▶ WRITTEN TASKS
1 – According to the weekend reading piece on property prices, where in the UK are prices at historically stretched levels compared to rents or incomes?
2 – From the weekend reading piece on property prices, quote the stretch from "I think we’re" through "own an iPhone.".

▶ SELECTION
** start **

Weekend reading: How high property prices are making many of us relatively poorer post image

Good reads from around the Web.

I think we’re nearly all agreed now that UK property prices are too high, and in the South East at historically stretched levels compared to rents or incomes.

(Okay, so my mum is a holdout. She rightly views my housing sob story as leavened by a substantial dollop of my own personal failings… I think she also wants to see a granny annex in her future!)

You do still hear from the odd Barry Blimp who says that it was just as difficult to buy in his day, when he bought a three-bedroom house in Zone 2 in London aged 25-years old on his graduate salary – and that he managed it because he didn’t own an iPhone.

But even most naysayers have shifted to tell you that fine, yes, house prices are absurd, but what’s so bad about renting anyway?

This view is invariably advanced by people who haven’t rented for decades, and often as not who’s only recent contact with a tenancy contract is the one they just got signed for their latest buy-to-let.

** end **

▶ LISTING
** start **

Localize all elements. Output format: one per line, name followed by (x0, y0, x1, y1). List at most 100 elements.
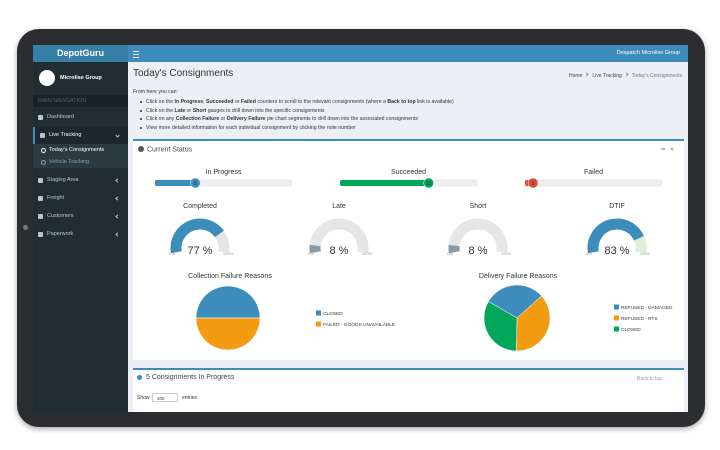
pie-slice[interactable] (195, 285, 261, 319)
chevron (115, 232, 120, 237)
org-name: Microlise Group (60, 75, 102, 81)
sub-nav-item[interactable]: Vehicle Tracking (33, 156, 128, 168)
nav-icon (38, 232, 43, 237)
menu-toggle[interactable] (133, 51, 139, 58)
gauge-value[interactable] (170, 218, 224, 254)
counter-knob (527, 177, 539, 189)
instruction-text: , (203, 99, 206, 105)
instruction: View more detailed information for each … (140, 125, 356, 131)
logo[interactable]: DepotGuru (33, 45, 128, 62)
instruction-bold: Back to top (387, 99, 416, 105)
gauge-title[interactable]: Late (332, 203, 346, 210)
crumb-item: Today's Consignments (631, 73, 682, 79)
content: Today's Consignments Home Live Tracking To… (128, 62, 688, 412)
instruction: Click on the Late or Short gauges to dri… (140, 107, 325, 114)
progress-title: 5 Consignments In Progress (146, 374, 235, 381)
nav-icon (38, 115, 43, 120)
crumb-item[interactable]: Home (569, 73, 583, 79)
crumb-sep (584, 72, 589, 77)
nav-item[interactable]: Paperwork (33, 226, 128, 243)
status-title: Current Status (147, 147, 193, 154)
counter-label[interactable]: Succeeded (391, 169, 426, 176)
gauge-title[interactable]: Completed (183, 203, 217, 210)
sub-nav-item[interactable]: Today's Consignments (33, 144, 128, 156)
chevron (115, 196, 120, 201)
page-title: Today's Consignments (133, 68, 234, 79)
instruction-text: pie chart segments to drill down into th… (265, 116, 418, 122)
gauge-title[interactable]: DTIF (609, 203, 625, 210)
pie-slice[interactable] (195, 317, 261, 351)
pie-slice[interactable] (488, 284, 542, 319)
status-panel: Current Status × In Progress 5 Succeeded 11 Fa… (133, 139, 684, 360)
pie-slice[interactable] (516, 295, 551, 352)
instruction-text: gauges to drill down into the specific c… (206, 107, 325, 114)
gauge-value-label: 8 % (330, 245, 349, 257)
counter-knob (190, 177, 201, 189)
gauge-track (309, 218, 369, 254)
sub-nav-label: Today's Consignments (49, 147, 105, 153)
back-to-top[interactable]: Back to top (636, 376, 662, 382)
instruction-text: Click on any (146, 116, 176, 122)
legend-swatch (614, 304, 619, 310)
nav-item[interactable]: Customers (33, 208, 128, 225)
instruction-text: Click on the (146, 99, 175, 105)
gauge-max: 100% (223, 251, 234, 256)
counter-bar[interactable] (155, 180, 196, 186)
instruction-text: Click on the (146, 107, 175, 114)
user-menu[interactable]: Despatch Microlise Group (616, 50, 680, 56)
counter-value: 1 (532, 181, 535, 187)
gauge-value[interactable] (587, 218, 644, 254)
nav-item[interactable]: Staging Area (33, 172, 128, 189)
legend-label: REFUSED - DAMAGED (621, 305, 673, 311)
counter-track (524, 179, 663, 187)
crumb-item[interactable]: Live Tracking (592, 73, 622, 79)
counter-bar[interactable] (340, 180, 429, 186)
nav-label: Dashboard (47, 114, 74, 120)
screen: DepotGuru Despatch Microlise Group Micro… (33, 45, 688, 412)
pie-slice[interactable] (483, 301, 518, 352)
entries-select[interactable]: 100 (152, 393, 178, 402)
legend-label: FAILED - GOODS UNAVAILABLE (323, 322, 395, 328)
counter-knob (423, 177, 434, 189)
counter-label[interactable]: In Progress (206, 169, 242, 176)
top-bar: Despatch Microlise Group (128, 45, 688, 62)
instruction-text: link is available) (415, 99, 454, 105)
nav-icon (38, 214, 43, 219)
instruction-bold: Collection Failure (175, 116, 220, 122)
nav-label: Customers (47, 213, 74, 219)
instruction-bold: Failed (240, 99, 256, 105)
counter-value: 11 (426, 181, 431, 187)
legend-swatch (614, 326, 619, 332)
sub-icon (41, 160, 46, 165)
breadcrumb: Home Live Tracking Today's Consignments (569, 72, 682, 79)
counter-label[interactable]: Failed (584, 169, 603, 176)
entries-label: entries (182, 395, 198, 401)
legend-label: CLOSED (323, 311, 343, 317)
tablet-camera (23, 225, 28, 230)
close-icon[interactable]: × (670, 147, 674, 154)
nav-label: Paperwork (47, 231, 74, 237)
nav-label: Freight (47, 195, 65, 201)
crumb-sep (624, 72, 629, 77)
chevron (115, 214, 120, 219)
instruction-bold: Late (174, 107, 186, 114)
nav-item[interactable]: Dashboard (33, 109, 128, 126)
gauge-min: 0% (169, 251, 175, 256)
instruction-text: or (233, 99, 241, 105)
instruction-bold: Short (192, 107, 207, 114)
legend-label: REFUSED - RTS (621, 316, 658, 322)
instruction: Click on the In Progress, Succeeded or F… (140, 99, 454, 105)
legend-swatch (316, 321, 321, 327)
chevron (115, 178, 120, 183)
nav-item[interactable]: Freight (33, 190, 128, 207)
org-icon (39, 70, 55, 86)
gauge-value-label: 8 % (469, 245, 488, 257)
gauge-title[interactable]: Short (470, 203, 487, 210)
progress-panel: 5 Consignments In Progress Back to top S… (133, 368, 684, 412)
nav-icon (38, 196, 43, 201)
instruction-text: or (185, 107, 193, 114)
intro: From here you can: (133, 89, 178, 95)
counter-value: 5 (194, 181, 197, 187)
gauge-track (448, 218, 508, 254)
nav-item[interactable]: Live Tracking (33, 127, 128, 144)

** end **

▶ RESPONSES FOR EACH TASK
1 – In the South East.

2 –
I think we’re nearly all agreed now that UK property prices are too high, and in the South East at historically stretched levels compared to rents or incomes.

(Okay, so my mum is a holdout. She rightly views my housing sob story as leavened by a substantial dollop of my own personal failings… I think she also wants to see a granny annex in her future!)

You do still hear from the odd Barry Blimp who says that it was just as difficult to buy in his day, when he bought a three-bedroom house in Zone 2 in London aged 25-years old on his graduate salary – and that he managed it because he didn’t own an iPhone.